▸ **WRITTEN EXERCISE**
Rewrite the multidistrict litigation passage between "MDL cases occur" and "court for trial.", inclusive, changing "plaintiffs" to "claimants".

▸ **EXCERPTED PASSAGE**
▼

Multidistrict litigation
In the United States, multidistrict litigation (MDL) refers to a special federal legal procedure designed to speed the process of handling complex cases, such as air disaster litigation or complex product liability suits.
MDL cases occur when "civil actions involving one or more common questions of fact are pending in different districts."[1] In order to efficiently process cases that could involve hundreds (or thousands) of plaintiffs in dozens of different federal courts that all share common issues, the Judicial Panel on Multidistrict Litigation decides whether cases should be consolidated under MDL, if so, where the cases should be transferred. Cases subject to MDL are sent from one court, known as the transferor, to another, known as the transferee, for all pretrial proceedings and discovery. If a case is not settled or dismissed in the transferee court, it is remanded (that is, sent back) to the transferor court for trial.

▲

▸ **EXCERPTED DATA**

▼

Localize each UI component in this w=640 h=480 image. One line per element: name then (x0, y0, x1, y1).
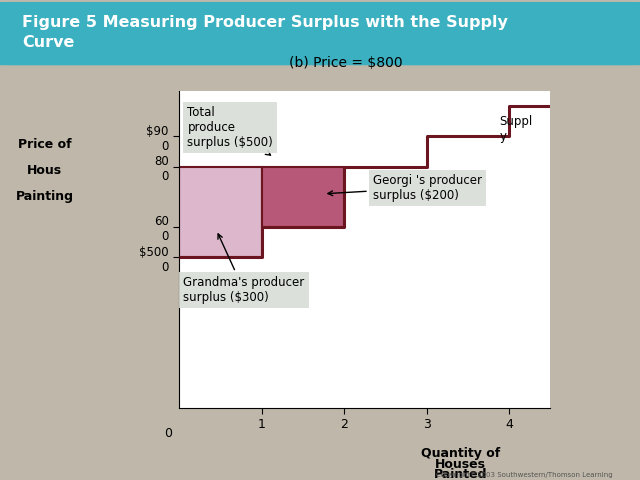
Text: Price of: Price of (18, 137, 72, 151)
Text: Figure 5 Measuring Producer Surplus with the Supply
Curve: Figure 5 Measuring Producer Surplus with… (22, 15, 508, 49)
Text: Painting: Painting (16, 190, 74, 204)
Text: (b) Price = $800: (b) Price = $800 (289, 56, 403, 70)
Text: Grandma's producer
surplus ($300): Grandma's producer surplus ($300) (183, 234, 305, 304)
FancyBboxPatch shape (0, 2, 640, 65)
Text: Suppl
y: Suppl y (499, 115, 532, 144)
Text: Georgi 's producer
surplus ($200): Georgi 's producer surplus ($200) (328, 174, 482, 202)
Bar (179, 167, 262, 257)
Text: Hous: Hous (28, 164, 62, 177)
Text: Painted: Painted (434, 468, 488, 480)
Text: Total
produce
surplus ($500): Total produce surplus ($500) (188, 106, 273, 155)
Text: Quantity of: Quantity of (421, 447, 500, 460)
Text: Houses: Houses (435, 457, 486, 471)
Text: 0: 0 (164, 427, 172, 440)
Text: Copyright©2003 Southwestern/Thomson Learning: Copyright©2003 Southwestern/Thomson Lear… (436, 471, 613, 478)
Bar (262, 167, 344, 227)
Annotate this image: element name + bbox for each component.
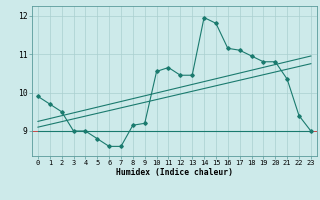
X-axis label: Humidex (Indice chaleur): Humidex (Indice chaleur)	[116, 168, 233, 177]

▲

▸ **SOLUTION BELOW**
MDL cases occur when "civil actions involving one or more common questions of fact are pending in different districts."[1] In order to efficiently process cases that could involve hundreds (or thousands) of claimants in dozens of different federal courts that all share common issues, the Judicial Panel on Multidistrict Litigation decides whether cases should be consolidated under MDL, if so, where the cases should be transferred. Cases subject to MDL are sent from one court, known as the transferor, to another, known as the transferee, for all pretrial proceedings and discovery. If a case is not settled or dismissed in the transferee court, it is remanded (that is, sent back) to the transferor court for trial.